GIVEN REQUEST
Repeat all of the material exactly as given.

______________________________

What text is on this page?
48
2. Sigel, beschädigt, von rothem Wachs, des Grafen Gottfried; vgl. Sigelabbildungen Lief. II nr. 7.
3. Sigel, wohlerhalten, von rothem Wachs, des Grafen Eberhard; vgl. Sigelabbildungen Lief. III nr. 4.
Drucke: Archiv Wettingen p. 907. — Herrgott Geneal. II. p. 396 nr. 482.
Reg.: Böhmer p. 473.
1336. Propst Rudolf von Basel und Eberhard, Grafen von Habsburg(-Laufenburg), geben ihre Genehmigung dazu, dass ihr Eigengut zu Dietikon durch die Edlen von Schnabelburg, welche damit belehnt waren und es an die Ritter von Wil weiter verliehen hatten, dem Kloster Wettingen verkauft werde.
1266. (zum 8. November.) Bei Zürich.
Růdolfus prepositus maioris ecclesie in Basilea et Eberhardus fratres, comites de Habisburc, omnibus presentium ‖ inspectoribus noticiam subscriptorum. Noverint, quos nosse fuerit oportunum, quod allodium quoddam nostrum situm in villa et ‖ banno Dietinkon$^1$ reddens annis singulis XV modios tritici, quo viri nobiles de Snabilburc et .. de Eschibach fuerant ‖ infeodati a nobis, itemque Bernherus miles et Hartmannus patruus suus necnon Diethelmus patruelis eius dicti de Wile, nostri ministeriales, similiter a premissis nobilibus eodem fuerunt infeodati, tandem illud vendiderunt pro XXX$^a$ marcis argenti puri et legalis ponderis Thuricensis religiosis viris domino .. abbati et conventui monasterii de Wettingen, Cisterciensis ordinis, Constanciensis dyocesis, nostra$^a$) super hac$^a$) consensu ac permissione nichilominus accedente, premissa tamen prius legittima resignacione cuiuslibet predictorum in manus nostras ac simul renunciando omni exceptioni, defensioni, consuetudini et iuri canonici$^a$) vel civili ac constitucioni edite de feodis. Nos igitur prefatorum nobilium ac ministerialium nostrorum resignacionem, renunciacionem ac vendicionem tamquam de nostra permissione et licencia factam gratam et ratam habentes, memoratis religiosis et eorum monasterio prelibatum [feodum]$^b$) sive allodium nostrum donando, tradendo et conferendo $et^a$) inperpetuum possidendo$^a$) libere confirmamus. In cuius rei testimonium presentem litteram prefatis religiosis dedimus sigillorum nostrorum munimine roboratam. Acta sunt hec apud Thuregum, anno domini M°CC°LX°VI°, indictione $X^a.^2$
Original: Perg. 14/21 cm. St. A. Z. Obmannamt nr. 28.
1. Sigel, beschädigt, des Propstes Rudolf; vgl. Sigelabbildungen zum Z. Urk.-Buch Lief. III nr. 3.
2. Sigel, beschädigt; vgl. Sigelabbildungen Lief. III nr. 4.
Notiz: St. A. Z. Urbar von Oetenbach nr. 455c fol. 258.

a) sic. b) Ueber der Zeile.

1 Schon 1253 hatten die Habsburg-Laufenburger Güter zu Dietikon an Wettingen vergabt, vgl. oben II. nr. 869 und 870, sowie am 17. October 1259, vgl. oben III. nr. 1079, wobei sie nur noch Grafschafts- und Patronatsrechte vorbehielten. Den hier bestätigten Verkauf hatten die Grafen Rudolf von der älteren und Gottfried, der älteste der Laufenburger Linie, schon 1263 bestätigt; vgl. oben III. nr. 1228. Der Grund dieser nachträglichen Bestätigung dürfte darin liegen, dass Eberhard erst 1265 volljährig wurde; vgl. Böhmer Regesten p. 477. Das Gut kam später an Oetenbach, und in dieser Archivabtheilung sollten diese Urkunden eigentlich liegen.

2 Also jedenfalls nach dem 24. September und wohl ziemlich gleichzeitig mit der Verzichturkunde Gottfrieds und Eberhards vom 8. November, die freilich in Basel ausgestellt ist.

______________________________

RESPONSE
What text is on this page?
48
2. Sigel, beschädigt, von rothem Wachs, des Grafen Gottfried; vgl. Sigelabbildungen Lief. II nr. 7.
3. Sigel, wohlerhalten, von rothem Wachs, des Grafen Eberhard; vgl. Sigelabbildungen Lief. III nr. 4.
Drucke: Archiv Wettingen p. 907. — Herrgott Geneal. II. p. 396 nr. 482.
Reg.: Böhmer p. 473.
1336. Propst Rudolf von Basel und Eberhard, Grafen von Habsburg(-Laufenburg), geben ihre Genehmigung dazu, dass ihr Eigengut zu Dietikon durch die Edlen von Schnabelburg, welche damit belehnt waren und es an die Ritter von Wil weiter verliehen hatten, dem Kloster Wettingen verkauft werde.
1266. (zum 8. November.) Bei Zürich.
Růdolfus prepositus maioris ecclesie in Basilea et Eberhardus fratres, comites de Habisburc, omnibus presentium ‖ inspectoribus noticiam subscriptorum. Noverint, quos nosse fuerit oportunum, quod allodium quoddam nostrum situm in villa et ‖ banno Dietinkon$^1$ reddens annis singulis XV modios tritici, quo viri nobiles de Snabilburc et .. de Eschibach fuerant ‖ infeodati a nobis, itemque Bernherus miles et Hartmannus patruus suus necnon Diethelmus patruelis eius dicti de Wile, nostri ministeriales, similiter a premissis nobilibus eodem fuerunt infeodati, tandem illud vendiderunt pro XXX$^a$ marcis argenti puri et legalis ponderis Thuricensis religiosis viris domino .. abbati et conventui monasterii de Wettingen, Cisterciensis ordinis, Constanciensis dyocesis, nostra$^a$) super hac$^a$) consensu ac permissione nichilominus accedente, premissa tamen prius legittima resignacione cuiuslibet predictorum in manus nostras ac simul renunciando omni exceptioni, defensioni, consuetudini et iuri canonici$^a$) vel civili ac constitucioni edite de feodis. Nos igitur prefatorum nobilium ac ministerialium nostrorum resignacionem, renunciacionem ac vendicionem tamquam de nostra permissione et licencia factam gratam et ratam habentes, memoratis religiosis et eorum monasterio prelibatum [feodum]$^b$) sive allodium nostrum donando, tradendo et conferendo $et^a$) inperpetuum possidendo$^a$) libere confirmamus. In cuius rei testimonium presentem litteram prefatis religiosis dedimus sigillorum nostrorum munimine roboratam. Acta sunt hec apud Thuregum, anno domini M°CC°LX°VI°, indictione $X^a.^2$
Original: Perg. 14/21 cm. St. A. Z. Obmannamt nr. 28.
1. Sigel, beschädigt, des Propstes Rudolf; vgl. Sigelabbildungen zum Z. Urk.-Buch Lief. III nr. 3.
2. Sigel, beschädigt; vgl. Sigelabbildungen Lief. III nr. 4.
Notiz: St. A. Z. Urbar von Oetenbach nr. 455c fol. 258.

a) sic. b) Ueber der Zeile.

1 Schon 1253 hatten die Habsburg-Laufenburger Güter zu Dietikon an Wettingen vergabt, vgl. oben II. nr. 869 und 870, sowie am 17. October 1259, vgl. oben III. nr. 1079, wobei sie nur noch Grafschafts- und Patronatsrechte vorbehielten. Den hier bestätigten Verkauf hatten die Grafen Rudolf von der älteren und Gottfried, der älteste der Laufenburger Linie, schon 1263 bestätigt; vgl. oben III. nr. 1228. Der Grund dieser nachträglichen Bestätigung dürfte darin liegen, dass Eberhard erst 1265 volljährig wurde; vgl. Böhmer Regesten p. 477. Das Gut kam später an Oetenbach, und in dieser Archivabtheilung sollten diese Urkunden eigentlich liegen.

2 Also jedenfalls nach dem 24. September und wohl ziemlich gleichzeitig mit der Verzichturkunde Gottfrieds und Eberhards vom 8. November, die freilich in Basel ausgestellt ist.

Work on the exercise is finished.